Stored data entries
◇ ◇ ◇ ◇ ◇

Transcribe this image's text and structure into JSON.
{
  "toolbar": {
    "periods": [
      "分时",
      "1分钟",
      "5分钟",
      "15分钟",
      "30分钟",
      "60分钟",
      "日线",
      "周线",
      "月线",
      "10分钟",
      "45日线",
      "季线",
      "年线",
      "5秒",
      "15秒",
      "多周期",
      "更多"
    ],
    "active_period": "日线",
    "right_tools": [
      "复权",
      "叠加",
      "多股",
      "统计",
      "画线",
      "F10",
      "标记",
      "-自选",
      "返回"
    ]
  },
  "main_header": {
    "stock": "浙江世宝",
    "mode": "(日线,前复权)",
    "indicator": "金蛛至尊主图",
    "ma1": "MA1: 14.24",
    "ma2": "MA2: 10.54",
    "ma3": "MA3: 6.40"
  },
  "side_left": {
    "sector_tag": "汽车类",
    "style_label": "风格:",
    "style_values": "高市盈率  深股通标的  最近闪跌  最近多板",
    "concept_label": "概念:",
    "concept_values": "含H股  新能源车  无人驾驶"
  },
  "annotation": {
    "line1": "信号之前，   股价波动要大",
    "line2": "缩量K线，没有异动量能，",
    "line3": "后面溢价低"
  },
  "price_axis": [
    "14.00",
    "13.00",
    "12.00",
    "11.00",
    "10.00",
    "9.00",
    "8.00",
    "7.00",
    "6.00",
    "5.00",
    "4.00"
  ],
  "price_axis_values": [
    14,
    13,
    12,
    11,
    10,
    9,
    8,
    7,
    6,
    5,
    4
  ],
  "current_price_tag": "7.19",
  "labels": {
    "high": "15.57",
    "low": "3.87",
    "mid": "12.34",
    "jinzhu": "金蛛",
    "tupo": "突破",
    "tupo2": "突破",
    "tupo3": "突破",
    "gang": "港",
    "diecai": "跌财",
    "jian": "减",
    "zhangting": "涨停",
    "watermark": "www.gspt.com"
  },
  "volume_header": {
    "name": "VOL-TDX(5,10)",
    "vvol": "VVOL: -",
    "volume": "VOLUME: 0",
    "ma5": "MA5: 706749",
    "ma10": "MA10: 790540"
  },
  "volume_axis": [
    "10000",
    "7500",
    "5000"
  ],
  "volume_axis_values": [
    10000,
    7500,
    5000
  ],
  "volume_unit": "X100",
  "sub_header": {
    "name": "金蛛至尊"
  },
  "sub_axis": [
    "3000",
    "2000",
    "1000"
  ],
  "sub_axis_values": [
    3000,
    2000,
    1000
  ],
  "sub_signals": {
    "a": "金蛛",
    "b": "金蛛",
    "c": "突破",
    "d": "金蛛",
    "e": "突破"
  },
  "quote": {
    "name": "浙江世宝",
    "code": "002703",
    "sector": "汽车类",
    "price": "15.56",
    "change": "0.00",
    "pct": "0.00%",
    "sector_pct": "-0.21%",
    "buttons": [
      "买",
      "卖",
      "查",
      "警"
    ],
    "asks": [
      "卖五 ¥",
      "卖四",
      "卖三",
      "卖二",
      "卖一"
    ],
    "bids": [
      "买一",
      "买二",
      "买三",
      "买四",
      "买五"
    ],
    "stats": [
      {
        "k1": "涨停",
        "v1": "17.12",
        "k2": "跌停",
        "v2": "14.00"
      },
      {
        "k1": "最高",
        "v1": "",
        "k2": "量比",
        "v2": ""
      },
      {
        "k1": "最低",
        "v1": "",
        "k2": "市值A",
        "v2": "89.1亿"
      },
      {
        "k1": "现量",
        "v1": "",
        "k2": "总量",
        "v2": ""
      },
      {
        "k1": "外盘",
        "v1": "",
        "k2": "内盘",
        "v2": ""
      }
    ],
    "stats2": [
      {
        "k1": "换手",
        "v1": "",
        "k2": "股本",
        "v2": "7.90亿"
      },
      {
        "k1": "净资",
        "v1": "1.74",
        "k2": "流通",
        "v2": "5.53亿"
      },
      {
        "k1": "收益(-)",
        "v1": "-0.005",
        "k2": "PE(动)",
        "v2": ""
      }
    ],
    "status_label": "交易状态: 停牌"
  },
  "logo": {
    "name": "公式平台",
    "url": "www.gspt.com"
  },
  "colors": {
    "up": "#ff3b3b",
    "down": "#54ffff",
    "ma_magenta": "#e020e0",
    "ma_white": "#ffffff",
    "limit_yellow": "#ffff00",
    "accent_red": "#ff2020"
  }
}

◇ ◇ ◇ ◇ ◇

Given request: Repeat all the entries word for word.

Response to the task:
Transcribe this image's text and structure into JSON.
{
  "toolbar": {
    "periods": [
      "分时",
      "1分钟",
      "5分钟",
      "15分钟",
      "30分钟",
      "60分钟",
      "日线",
      "周线",
      "月线",
      "10分钟",
      "45日线",
      "季线",
      "年线",
      "5秒",
      "15秒",
      "多周期",
      "更多"
    ],
    "active_period": "日线",
    "right_tools": [
      "复权",
      "叠加",
      "多股",
      "统计",
      "画线",
      "F10",
      "标记",
      "-自选",
      "返回"
    ]
  },
  "main_header": {
    "stock": "浙江世宝",
    "mode": "(日线,前复权)",
    "indicator": "金蛛至尊主图",
    "ma1": "MA1: 14.24",
    "ma2": "MA2: 10.54",
    "ma3": "MA3: 6.40"
  },
  "side_left": {
    "sector_tag": "汽车类",
    "style_label": "风格:",
    "style_values": "高市盈率  深股通标的  最近闪跌  最近多板",
    "concept_label": "概念:",
    "concept_values": "含H股  新能源车  无人驾驶"
  },
  "annotation": {
    "line1": "信号之前，   股价波动要大",
    "line2": "缩量K线，没有异动量能，",
    "line3": "后面溢价低"
  },
  "price_axis": [
    "14.00",
    "13.00",
    "12.00",
    "11.00",
    "10.00",
    "9.00",
    "8.00",
    "7.00",
    "6.00",
    "5.00",
    "4.00"
  ],
  "price_axis_values": [
    14,
    13,
    12,
    11,
    10,
    9,
    8,
    7,
    6,
    5,
    4
  ],
  "current_price_tag": "7.19",
  "labels": {
    "high": "15.57",
    "low": "3.87",
    "mid": "12.34",
    "jinzhu": "金蛛",
    "tupo": "突破",
    "tupo2": "突破",
    "tupo3": "突破",
    "gang": "港",
    "diecai": "跌财",
    "jian": "减",
    "zhangting": "涨停",
    "watermark": "www.gspt.com"
  },
  "volume_header": {
    "name": "VOL-TDX(5,10)",
    "vvol": "VVOL: -",
    "volume": "VOLUME: 0",
    "ma5": "MA5: 706749",
    "ma10": "MA10: 790540"
  },
  "volume_axis": [
    "10000",
    "7500",
    "5000"
  ],
  "volume_axis_values": [
    10000,
    7500,
    5000
  ],
  "volume_unit": "X100",
  "sub_header": {
    "name": "金蛛至尊"
  },
  "sub_axis": [
    "3000",
    "2000",
    "1000"
  ],
  "sub_axis_values": [
    3000,
    2000,
    1000
  ],
  "sub_signals": {
    "a": "金蛛",
    "b": "金蛛",
    "c": "突破",
    "d": "金蛛",
    "e": "突破"
  },
  "quote": {
    "name": "浙江世宝",
    "code": "002703",
    "sector": "汽车类",
    "price": "15.56",
    "change": "0.00",
    "pct": "0.00%",
    "sector_pct": "-0.21%",
    "buttons": [
      "买",
      "卖",
      "查",
      "警"
    ],
    "asks": [
      "卖五 ¥",
      "卖四",
      "卖三",
      "卖二",
      "卖一"
    ],
    "bids": [
      "买一",
      "买二",
      "买三",
      "买四",
      "买五"
    ],
    "stats": [
      {
        "k1": "涨停",
        "v1": "17.12",
        "k2": "跌停",
        "v2": "14.00"
      },
      {
        "k1": "最高",
        "v1": "",
        "k2": "量比",
        "v2": ""
      },
      {
        "k1": "最低",
        "v1": "",
        "k2": "市值A",
        "v2": "89.1亿"
      },
      {
        "k1": "现量",
        "v1": "",
        "k2": "总量",
        "v2": ""
      },
      {
        "k1": "外盘",
        "v1": "",
        "k2": "内盘",
        "v2": ""
      }
    ],
    "stats2": [
      {
        "k1": "换手",
        "v1": "",
        "k2": "股本",
        "v2": "7.90亿"
      },
      {
        "k1": "净资",
        "v1": "1.74",
        "k2": "流通",
        "v2": "5.53亿"
      },
      {
        "k1": "收益(-)",
        "v1": "-0.005",
        "k2": "PE(动)",
        "v2": ""
      }
    ],
    "status_label": "交易状态: 停牌"
  },
  "logo": {
    "name": "公式平台",
    "url": "www.gspt.com"
  },
  "colors": {
    "up": "#ff3b3b",
    "down": "#54ffff",
    "ma_magenta": "#e020e0",
    "ma_white": "#ffffff",
    "limit_yellow": "#ffff00",
    "accent_red": "#ff2020"
  }
}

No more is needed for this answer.